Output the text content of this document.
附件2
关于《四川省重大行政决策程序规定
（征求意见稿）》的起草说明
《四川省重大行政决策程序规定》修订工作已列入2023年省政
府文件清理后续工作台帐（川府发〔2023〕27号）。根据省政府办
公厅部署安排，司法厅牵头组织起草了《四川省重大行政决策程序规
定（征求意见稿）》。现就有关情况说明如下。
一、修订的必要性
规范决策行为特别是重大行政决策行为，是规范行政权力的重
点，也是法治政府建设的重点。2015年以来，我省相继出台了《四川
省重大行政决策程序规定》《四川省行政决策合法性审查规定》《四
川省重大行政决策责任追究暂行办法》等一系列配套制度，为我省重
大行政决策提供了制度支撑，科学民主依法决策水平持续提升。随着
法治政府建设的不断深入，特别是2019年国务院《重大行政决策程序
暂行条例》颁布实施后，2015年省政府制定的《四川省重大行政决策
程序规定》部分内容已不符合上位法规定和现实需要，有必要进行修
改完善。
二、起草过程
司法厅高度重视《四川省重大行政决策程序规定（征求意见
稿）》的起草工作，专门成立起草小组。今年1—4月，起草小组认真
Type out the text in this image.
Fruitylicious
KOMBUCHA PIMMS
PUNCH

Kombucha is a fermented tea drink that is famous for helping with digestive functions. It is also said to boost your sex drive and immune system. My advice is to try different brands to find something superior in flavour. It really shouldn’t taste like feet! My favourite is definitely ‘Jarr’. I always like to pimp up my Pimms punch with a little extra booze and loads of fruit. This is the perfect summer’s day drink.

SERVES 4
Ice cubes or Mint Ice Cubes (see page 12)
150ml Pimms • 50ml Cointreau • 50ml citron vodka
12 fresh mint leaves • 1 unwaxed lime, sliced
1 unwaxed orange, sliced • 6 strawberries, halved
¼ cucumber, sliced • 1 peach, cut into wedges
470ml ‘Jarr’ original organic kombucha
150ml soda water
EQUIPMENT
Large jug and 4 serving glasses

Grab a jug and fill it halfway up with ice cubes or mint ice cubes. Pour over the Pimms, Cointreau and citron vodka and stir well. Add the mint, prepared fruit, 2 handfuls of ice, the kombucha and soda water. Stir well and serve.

──────

THE REQUEST - Go through the records and gather the lines that hold "text".

COMPLETED EXERCISE -
Output the text content of this document.
Type out the text in this image.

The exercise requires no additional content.